TASK DIRECTIONS: Locate each line holding the string "MAIS" and copy it.

──────── DATASET ────────

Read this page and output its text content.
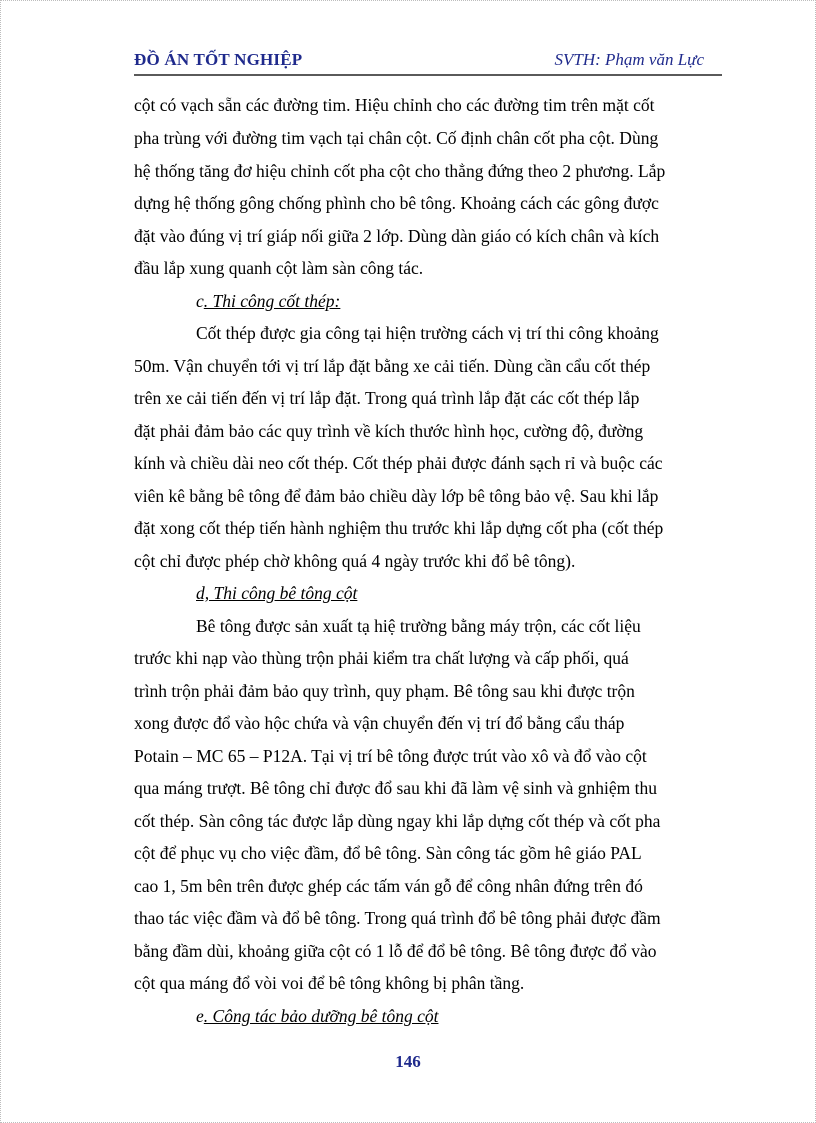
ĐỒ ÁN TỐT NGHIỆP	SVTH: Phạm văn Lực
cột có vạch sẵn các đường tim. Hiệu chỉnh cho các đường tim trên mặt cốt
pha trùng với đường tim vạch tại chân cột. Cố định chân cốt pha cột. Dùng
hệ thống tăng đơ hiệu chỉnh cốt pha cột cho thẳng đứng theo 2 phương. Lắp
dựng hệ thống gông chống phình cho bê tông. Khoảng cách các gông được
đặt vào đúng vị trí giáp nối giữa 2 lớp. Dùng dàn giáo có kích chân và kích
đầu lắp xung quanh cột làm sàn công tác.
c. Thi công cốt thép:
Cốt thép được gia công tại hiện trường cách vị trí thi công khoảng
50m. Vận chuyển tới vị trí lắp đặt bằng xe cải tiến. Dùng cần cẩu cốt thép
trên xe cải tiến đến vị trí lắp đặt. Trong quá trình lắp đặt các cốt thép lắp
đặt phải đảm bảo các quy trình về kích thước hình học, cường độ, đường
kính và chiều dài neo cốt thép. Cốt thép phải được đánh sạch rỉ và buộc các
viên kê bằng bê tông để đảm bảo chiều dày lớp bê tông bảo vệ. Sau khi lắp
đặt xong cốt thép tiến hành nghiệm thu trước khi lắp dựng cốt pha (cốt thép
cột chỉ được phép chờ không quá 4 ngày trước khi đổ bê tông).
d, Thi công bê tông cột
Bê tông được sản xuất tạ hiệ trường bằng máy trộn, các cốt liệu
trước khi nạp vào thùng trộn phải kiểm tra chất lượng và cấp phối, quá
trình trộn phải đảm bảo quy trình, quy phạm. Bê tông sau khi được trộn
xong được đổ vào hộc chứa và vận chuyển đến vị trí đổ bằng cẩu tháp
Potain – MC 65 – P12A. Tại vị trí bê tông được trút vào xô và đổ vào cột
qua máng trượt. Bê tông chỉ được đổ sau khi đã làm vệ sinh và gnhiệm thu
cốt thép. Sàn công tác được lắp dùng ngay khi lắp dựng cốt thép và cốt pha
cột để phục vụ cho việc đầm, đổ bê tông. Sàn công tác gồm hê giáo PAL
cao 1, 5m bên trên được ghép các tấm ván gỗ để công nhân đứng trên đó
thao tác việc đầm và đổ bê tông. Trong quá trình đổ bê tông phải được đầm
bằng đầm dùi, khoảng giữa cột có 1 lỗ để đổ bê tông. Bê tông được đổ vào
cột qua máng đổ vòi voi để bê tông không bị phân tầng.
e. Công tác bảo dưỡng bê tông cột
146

────────
──────── DATASET ────────

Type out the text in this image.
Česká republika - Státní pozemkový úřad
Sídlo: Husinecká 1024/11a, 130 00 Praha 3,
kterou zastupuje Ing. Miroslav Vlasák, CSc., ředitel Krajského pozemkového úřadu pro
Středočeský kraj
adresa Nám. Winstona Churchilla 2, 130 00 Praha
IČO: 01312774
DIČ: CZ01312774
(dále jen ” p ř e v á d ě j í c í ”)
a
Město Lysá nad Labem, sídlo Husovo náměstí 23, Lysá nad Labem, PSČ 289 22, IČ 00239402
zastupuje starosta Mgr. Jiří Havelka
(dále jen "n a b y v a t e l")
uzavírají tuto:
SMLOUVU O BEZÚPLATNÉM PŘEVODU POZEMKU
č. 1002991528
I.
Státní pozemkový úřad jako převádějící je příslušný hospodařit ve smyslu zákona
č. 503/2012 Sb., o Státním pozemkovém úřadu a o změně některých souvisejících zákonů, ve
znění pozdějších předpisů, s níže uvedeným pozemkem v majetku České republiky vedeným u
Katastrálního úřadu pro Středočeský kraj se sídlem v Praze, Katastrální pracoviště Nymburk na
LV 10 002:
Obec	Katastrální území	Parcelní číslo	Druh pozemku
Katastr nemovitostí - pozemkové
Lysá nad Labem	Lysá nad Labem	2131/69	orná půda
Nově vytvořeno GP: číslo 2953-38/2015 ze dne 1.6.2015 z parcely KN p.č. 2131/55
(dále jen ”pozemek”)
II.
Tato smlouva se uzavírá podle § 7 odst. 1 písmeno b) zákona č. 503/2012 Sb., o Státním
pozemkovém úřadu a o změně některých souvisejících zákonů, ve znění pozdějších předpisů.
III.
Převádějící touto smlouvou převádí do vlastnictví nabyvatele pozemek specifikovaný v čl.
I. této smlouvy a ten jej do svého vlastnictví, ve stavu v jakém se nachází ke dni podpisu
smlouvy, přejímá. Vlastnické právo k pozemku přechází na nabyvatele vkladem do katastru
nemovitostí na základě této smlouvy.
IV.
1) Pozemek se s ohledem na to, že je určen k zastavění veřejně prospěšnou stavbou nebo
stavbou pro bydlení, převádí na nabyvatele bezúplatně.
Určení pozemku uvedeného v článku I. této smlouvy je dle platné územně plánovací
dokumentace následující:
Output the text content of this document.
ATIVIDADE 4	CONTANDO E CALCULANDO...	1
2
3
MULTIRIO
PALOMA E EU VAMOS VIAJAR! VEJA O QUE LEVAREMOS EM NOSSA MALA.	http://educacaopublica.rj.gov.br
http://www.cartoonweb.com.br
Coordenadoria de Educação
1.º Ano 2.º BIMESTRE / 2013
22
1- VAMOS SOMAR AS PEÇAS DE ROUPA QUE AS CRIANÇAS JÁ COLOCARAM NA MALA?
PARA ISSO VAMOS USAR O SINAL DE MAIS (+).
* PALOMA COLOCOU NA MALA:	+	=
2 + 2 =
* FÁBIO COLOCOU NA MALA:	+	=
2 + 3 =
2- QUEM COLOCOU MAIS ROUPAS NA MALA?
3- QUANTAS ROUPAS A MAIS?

────────

WRITTEN SOLUTION:
PARA ISSO VAMOS USAR O SINAL DE MAIS (+).
2- QUEM COLOCOU MAIS ROUPAS NA MALA?
3- QUANTAS ROUPAS A MAIS?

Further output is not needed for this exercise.